* [Exercise] Write out all the material exactly. Leave nothing out.

* [Information shown]
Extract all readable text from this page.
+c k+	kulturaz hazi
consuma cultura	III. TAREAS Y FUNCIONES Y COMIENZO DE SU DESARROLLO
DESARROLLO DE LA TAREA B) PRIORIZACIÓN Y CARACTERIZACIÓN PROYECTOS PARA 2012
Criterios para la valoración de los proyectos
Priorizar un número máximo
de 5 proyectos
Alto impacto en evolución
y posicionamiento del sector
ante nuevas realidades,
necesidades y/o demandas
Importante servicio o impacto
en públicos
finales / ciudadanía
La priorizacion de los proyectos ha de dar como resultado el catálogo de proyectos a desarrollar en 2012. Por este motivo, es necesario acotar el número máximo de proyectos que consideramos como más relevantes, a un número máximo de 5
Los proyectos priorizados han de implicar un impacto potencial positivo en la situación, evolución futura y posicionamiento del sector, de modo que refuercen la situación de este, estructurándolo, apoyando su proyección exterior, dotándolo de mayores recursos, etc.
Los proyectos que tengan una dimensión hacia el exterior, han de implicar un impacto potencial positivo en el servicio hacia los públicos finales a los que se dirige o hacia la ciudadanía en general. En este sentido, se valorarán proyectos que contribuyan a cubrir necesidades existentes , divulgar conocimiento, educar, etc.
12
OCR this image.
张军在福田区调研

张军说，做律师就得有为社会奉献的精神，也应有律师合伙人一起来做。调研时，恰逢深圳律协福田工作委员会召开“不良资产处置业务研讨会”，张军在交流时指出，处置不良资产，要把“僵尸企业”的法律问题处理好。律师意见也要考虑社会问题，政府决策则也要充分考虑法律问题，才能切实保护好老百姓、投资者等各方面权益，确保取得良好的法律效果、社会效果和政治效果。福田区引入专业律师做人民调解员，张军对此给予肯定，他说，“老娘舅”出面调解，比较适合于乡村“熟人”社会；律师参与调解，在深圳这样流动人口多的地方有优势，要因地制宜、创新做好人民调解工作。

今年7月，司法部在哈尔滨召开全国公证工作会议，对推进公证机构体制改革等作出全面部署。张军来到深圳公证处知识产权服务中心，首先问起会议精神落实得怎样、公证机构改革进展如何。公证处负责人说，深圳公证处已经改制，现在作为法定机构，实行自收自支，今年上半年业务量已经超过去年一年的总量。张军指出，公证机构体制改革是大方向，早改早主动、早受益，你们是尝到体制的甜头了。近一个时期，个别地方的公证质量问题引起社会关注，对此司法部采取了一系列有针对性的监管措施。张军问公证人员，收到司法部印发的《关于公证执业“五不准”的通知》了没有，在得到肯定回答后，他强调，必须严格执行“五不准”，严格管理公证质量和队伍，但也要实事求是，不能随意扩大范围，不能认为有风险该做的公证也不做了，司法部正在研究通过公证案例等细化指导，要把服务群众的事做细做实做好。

* [Task response]
Extract all readable text from this page.
+c k+	kulturaz hazi
consuma cultura	III. TAREAS Y FUNCIONES Y COMIENZO DE SU DESARROLLO
DESARROLLO DE LA TAREA B) PRIORIZACIÓN Y CARACTERIZACIÓN PROYECTOS PARA 2012
Criterios para la valoración de los proyectos
Priorizar un número máximo
de 5 proyectos
Alto impacto en evolución
y posicionamiento del sector
ante nuevas realidades,
necesidades y/o demandas
Importante servicio o impacto
en públicos
finales / ciudadanía
La priorizacion de los proyectos ha de dar como resultado el catálogo de proyectos a desarrollar en 2012. Por este motivo, es necesario acotar el número máximo de proyectos que consideramos como más relevantes, a un número máximo de 5
Los proyectos priorizados han de implicar un impacto potencial positivo en la situación, evolución futura y posicionamiento del sector, de modo que refuercen la situación de este, estructurándolo, apoyando su proyección exterior, dotándolo de mayores recursos, etc.
Los proyectos que tengan una dimensión hacia el exterior, han de implicar un impacto potencial positivo en el servicio hacia los públicos finales a los que se dirige o hacia la ciudadanía en general. En este sentido, se valorarán proyectos que contribuyan a cubrir necesidades existentes , divulgar conocimiento, educar, etc.
12
OCR this image.
张军在福田区调研

张军说，做律师就得有为社会奉献的精神，也应有律师合伙人一起来做。调研时，恰逢深圳律协福田工作委员会召开“不良资产处置业务研讨会”，张军在交流时指出，处置不良资产，要把“僵尸企业”的法律问题处理好。律师意见也要考虑社会问题，政府决策则也要充分考虑法律问题，才能切实保护好老百姓、投资者等各方面权益，确保取得良好的法律效果、社会效果和政治效果。福田区引入专业律师做人民调解员，张军对此给予肯定，他说，“老娘舅”出面调解，比较适合于乡村“熟人”社会；律师参与调解，在深圳这样流动人口多的地方有优势，要因地制宜、创新做好人民调解工作。

今年7月，司法部在哈尔滨召开全国公证工作会议，对推进公证机构体制改革等作出全面部署。张军来到深圳公证处知识产权服务中心，首先问起会议精神落实得怎样、公证机构改革进展如何。公证处负责人说，深圳公证处已经改制，现在作为法定机构，实行自收自支，今年上半年业务量已经超过去年一年的总量。张军指出，公证机构体制改革是大方向，早改早主动、早受益，你们是尝到体制的甜头了。近一个时期，个别地方的公证质量问题引起社会关注，对此司法部采取了一系列有针对性的监管措施。张军问公证人员，收到司法部印发的《关于公证执业“五不准”的通知》了没有，在得到肯定回答后，他强调，必须严格执行“五不准”，严格管理公证质量和队伍，但也要实事求是，不能随意扩大范围，不能认为有风险该做的公证也不做了，司法部正在研究通过公证案例等细化指导，要把服务群众的事做细做实做好。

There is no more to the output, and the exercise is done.